** Start of MATERIAL SUPPLIED **

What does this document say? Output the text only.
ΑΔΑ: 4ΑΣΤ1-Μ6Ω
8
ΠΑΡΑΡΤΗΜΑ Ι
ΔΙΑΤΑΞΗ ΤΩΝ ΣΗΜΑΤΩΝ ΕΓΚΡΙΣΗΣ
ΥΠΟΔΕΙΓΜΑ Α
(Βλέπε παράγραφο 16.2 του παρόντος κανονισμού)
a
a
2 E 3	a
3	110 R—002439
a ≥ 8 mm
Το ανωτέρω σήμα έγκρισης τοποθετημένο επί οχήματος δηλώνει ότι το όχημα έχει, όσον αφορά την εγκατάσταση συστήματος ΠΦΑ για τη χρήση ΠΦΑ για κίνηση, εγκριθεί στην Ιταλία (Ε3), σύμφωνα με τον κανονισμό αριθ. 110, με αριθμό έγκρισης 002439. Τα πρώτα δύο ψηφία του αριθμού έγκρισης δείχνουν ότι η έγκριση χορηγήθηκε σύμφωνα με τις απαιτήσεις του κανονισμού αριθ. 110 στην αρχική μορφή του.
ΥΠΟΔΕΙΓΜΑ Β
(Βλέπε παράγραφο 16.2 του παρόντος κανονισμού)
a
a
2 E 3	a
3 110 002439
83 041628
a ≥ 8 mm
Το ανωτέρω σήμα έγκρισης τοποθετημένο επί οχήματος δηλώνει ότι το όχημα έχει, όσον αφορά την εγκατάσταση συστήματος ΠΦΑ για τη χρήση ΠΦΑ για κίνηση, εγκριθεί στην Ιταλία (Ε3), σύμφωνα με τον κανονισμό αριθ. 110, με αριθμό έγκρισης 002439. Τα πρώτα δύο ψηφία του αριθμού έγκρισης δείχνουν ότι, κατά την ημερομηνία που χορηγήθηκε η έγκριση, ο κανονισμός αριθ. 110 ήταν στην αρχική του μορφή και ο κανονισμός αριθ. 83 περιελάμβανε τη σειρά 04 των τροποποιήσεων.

** End of MATERIAL SUPPLIED **

• AIM OF THE TASK: Repeat all the entries exactly as given.

• CORRECT ANSWER:
What does this document say? Output the text only.
ΑΔΑ: 4ΑΣΤ1-Μ6Ω
8
ΠΑΡΑΡΤΗΜΑ Ι
ΔΙΑΤΑΞΗ ΤΩΝ ΣΗΜΑΤΩΝ ΕΓΚΡΙΣΗΣ
ΥΠΟΔΕΙΓΜΑ Α
(Βλέπε παράγραφο 16.2 του παρόντος κανονισμού)
a
a
2 E 3	a
3	110 R—002439
a ≥ 8 mm
Το ανωτέρω σήμα έγκρισης τοποθετημένο επί οχήματος δηλώνει ότι το όχημα έχει, όσον αφορά την εγκατάσταση συστήματος ΠΦΑ για τη χρήση ΠΦΑ για κίνηση, εγκριθεί στην Ιταλία (Ε3), σύμφωνα με τον κανονισμό αριθ. 110, με αριθμό έγκρισης 002439. Τα πρώτα δύο ψηφία του αριθμού έγκρισης δείχνουν ότι η έγκριση χορηγήθηκε σύμφωνα με τις απαιτήσεις του κανονισμού αριθ. 110 στην αρχική μορφή του.
ΥΠΟΔΕΙΓΜΑ Β
(Βλέπε παράγραφο 16.2 του παρόντος κανονισμού)
a
a
2 E 3	a
3 110 002439
83 041628
a ≥ 8 mm
Το ανωτέρω σήμα έγκρισης τοποθετημένο επί οχήματος δηλώνει ότι το όχημα έχει, όσον αφορά την εγκατάσταση συστήματος ΠΦΑ για τη χρήση ΠΦΑ για κίνηση, εγκριθεί στην Ιταλία (Ε3), σύμφωνα με τον κανονισμό αριθ. 110, με αριθμό έγκρισης 002439. Τα πρώτα δύο ψηφία του αριθμού έγκρισης δείχνουν ότι, κατά την ημερομηνία που χορηγήθηκε η έγκριση, ο κανονισμός αριθ. 110 ήταν στην αρχική του μορφή και ο κανονισμός αριθ. 83 περιελάμβανε τη σειρά 04 των τροποποιήσεων.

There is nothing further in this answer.